**WHAT THIS TASK INVOLVES**
Output an exact reproduction of the data.
= = =
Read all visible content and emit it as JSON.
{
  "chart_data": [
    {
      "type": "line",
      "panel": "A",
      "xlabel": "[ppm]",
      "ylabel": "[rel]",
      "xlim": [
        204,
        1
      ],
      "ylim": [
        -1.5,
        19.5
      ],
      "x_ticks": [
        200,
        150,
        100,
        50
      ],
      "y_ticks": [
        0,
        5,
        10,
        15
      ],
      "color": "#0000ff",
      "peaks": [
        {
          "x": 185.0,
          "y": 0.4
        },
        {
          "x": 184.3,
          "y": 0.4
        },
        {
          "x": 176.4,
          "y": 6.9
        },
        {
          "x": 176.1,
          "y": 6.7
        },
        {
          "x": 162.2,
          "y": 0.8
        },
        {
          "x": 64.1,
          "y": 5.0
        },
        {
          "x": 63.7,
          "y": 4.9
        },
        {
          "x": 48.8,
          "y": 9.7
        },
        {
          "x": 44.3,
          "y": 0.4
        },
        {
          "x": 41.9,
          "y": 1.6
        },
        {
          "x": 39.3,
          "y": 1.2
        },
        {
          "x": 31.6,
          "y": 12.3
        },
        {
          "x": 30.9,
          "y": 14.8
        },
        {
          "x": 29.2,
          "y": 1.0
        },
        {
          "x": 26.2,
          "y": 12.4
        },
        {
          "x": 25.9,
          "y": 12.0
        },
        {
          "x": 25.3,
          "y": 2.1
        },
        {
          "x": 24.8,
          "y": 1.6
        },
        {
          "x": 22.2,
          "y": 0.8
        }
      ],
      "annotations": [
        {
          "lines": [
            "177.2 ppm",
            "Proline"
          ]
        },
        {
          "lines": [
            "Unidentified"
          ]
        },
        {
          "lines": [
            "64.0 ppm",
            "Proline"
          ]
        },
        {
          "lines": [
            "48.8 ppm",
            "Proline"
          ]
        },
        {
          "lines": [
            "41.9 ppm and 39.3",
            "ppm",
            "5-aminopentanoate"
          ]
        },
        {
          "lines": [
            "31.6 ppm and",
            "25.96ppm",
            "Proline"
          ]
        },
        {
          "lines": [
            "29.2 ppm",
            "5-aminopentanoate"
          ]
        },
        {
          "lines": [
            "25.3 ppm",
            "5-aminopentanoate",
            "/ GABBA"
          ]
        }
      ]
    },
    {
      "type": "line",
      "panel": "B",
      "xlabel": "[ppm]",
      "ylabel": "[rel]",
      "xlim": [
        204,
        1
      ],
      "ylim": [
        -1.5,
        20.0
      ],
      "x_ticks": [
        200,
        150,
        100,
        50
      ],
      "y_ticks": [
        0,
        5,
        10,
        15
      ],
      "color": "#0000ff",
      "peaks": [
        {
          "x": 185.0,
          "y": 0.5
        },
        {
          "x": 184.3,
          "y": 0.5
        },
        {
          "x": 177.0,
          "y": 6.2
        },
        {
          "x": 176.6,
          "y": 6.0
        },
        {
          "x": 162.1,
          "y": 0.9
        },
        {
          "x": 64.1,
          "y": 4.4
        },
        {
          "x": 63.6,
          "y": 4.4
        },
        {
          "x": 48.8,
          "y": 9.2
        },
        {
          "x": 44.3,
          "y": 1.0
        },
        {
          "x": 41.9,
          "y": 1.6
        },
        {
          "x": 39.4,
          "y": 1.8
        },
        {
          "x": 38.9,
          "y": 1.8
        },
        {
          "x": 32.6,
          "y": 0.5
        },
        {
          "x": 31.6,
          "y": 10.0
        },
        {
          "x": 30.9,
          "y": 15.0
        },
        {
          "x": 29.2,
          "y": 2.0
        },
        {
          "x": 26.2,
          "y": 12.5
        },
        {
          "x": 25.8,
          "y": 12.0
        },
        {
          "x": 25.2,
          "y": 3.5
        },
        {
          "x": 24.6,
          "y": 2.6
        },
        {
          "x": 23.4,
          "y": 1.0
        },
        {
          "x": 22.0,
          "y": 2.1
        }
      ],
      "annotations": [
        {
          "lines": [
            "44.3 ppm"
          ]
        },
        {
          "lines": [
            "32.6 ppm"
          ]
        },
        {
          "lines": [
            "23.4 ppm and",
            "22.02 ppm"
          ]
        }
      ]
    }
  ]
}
= = =
**THE ANSWER**
Read all visible content and emit it as JSON.
{
  "chart_data": [
    {
      "type": "line",
      "panel": "A",
      "xlabel": "[ppm]",
      "ylabel": "[rel]",
      "xlim": [
        204,
        1
      ],
      "ylim": [
        -1.5,
        19.5
      ],
      "x_ticks": [
        200,
        150,
        100,
        50
      ],
      "y_ticks": [
        0,
        5,
        10,
        15
      ],
      "color": "#0000ff",
      "peaks": [
        {
          "x": 185.0,
          "y": 0.4
        },
        {
          "x": 184.3,
          "y": 0.4
        },
        {
          "x": 176.4,
          "y": 6.9
        },
        {
          "x": 176.1,
          "y": 6.7
        },
        {
          "x": 162.2,
          "y": 0.8
        },
        {
          "x": 64.1,
          "y": 5.0
        },
        {
          "x": 63.7,
          "y": 4.9
        },
        {
          "x": 48.8,
          "y": 9.7
        },
        {
          "x": 44.3,
          "y": 0.4
        },
        {
          "x": 41.9,
          "y": 1.6
        },
        {
          "x": 39.3,
          "y": 1.2
        },
        {
          "x": 31.6,
          "y": 12.3
        },
        {
          "x": 30.9,
          "y": 14.8
        },
        {
          "x": 29.2,
          "y": 1.0
        },
        {
          "x": 26.2,
          "y": 12.4
        },
        {
          "x": 25.9,
          "y": 12.0
        },
        {
          "x": 25.3,
          "y": 2.1
        },
        {
          "x": 24.8,
          "y": 1.6
        },
        {
          "x": 22.2,
          "y": 0.8
        }
      ],
      "annotations": [
        {
          "lines": [
            "177.2 ppm",
            "Proline"
          ]
        },
        {
          "lines": [
            "Unidentified"
          ]
        },
        {
          "lines": [
            "64.0 ppm",
            "Proline"
          ]
        },
        {
          "lines": [
            "48.8 ppm",
            "Proline"
          ]
        },
        {
          "lines": [
            "41.9 ppm and 39.3",
            "ppm",
            "5-aminopentanoate"
          ]
        },
        {
          "lines": [
            "31.6 ppm and",
            "25.96ppm",
            "Proline"
          ]
        },
        {
          "lines": [
            "29.2 ppm",
            "5-aminopentanoate"
          ]
        },
        {
          "lines": [
            "25.3 ppm",
            "5-aminopentanoate",
            "/ GABBA"
          ]
        }
      ]
    },
    {
      "type": "line",
      "panel": "B",
      "xlabel": "[ppm]",
      "ylabel": "[rel]",
      "xlim": [
        204,
        1
      ],
      "ylim": [
        -1.5,
        20.0
      ],
      "x_ticks": [
        200,
        150,
        100,
        50
      ],
      "y_ticks": [
        0,
        5,
        10,
        15
      ],
      "color": "#0000ff",
      "peaks": [
        {
          "x": 185.0,
          "y": 0.5
        },
        {
          "x": 184.3,
          "y": 0.5
        },
        {
          "x": 177.0,
          "y": 6.2
        },
        {
          "x": 176.6,
          "y": 6.0
        },
        {
          "x": 162.1,
          "y": 0.9
        },
        {
          "x": 64.1,
          "y": 4.4
        },
        {
          "x": 63.6,
          "y": 4.4
        },
        {
          "x": 48.8,
          "y": 9.2
        },
        {
          "x": 44.3,
          "y": 1.0
        },
        {
          "x": 41.9,
          "y": 1.6
        },
        {
          "x": 39.4,
          "y": 1.8
        },
        {
          "x": 38.9,
          "y": 1.8
        },
        {
          "x": 32.6,
          "y": 0.5
        },
        {
          "x": 31.6,
          "y": 10.0
        },
        {
          "x": 30.9,
          "y": 15.0
        },
        {
          "x": 29.2,
          "y": 2.0
        },
        {
          "x": 26.2,
          "y": 12.5
        },
        {
          "x": 25.8,
          "y": 12.0
        },
        {
          "x": 25.2,
          "y": 3.5
        },
        {
          "x": 24.6,
          "y": 2.6
        },
        {
          "x": 23.4,
          "y": 1.0
        },
        {
          "x": 22.0,
          "y": 2.1
        }
      ],
      "annotations": [
        {
          "lines": [
            "44.3 ppm"
          ]
        },
        {
          "lines": [
            "32.6 ppm"
          ]
        },
        {
          "lines": [
            "23.4 ppm and",
            "22.02 ppm"
          ]
        }
      ]
    }
  ]
}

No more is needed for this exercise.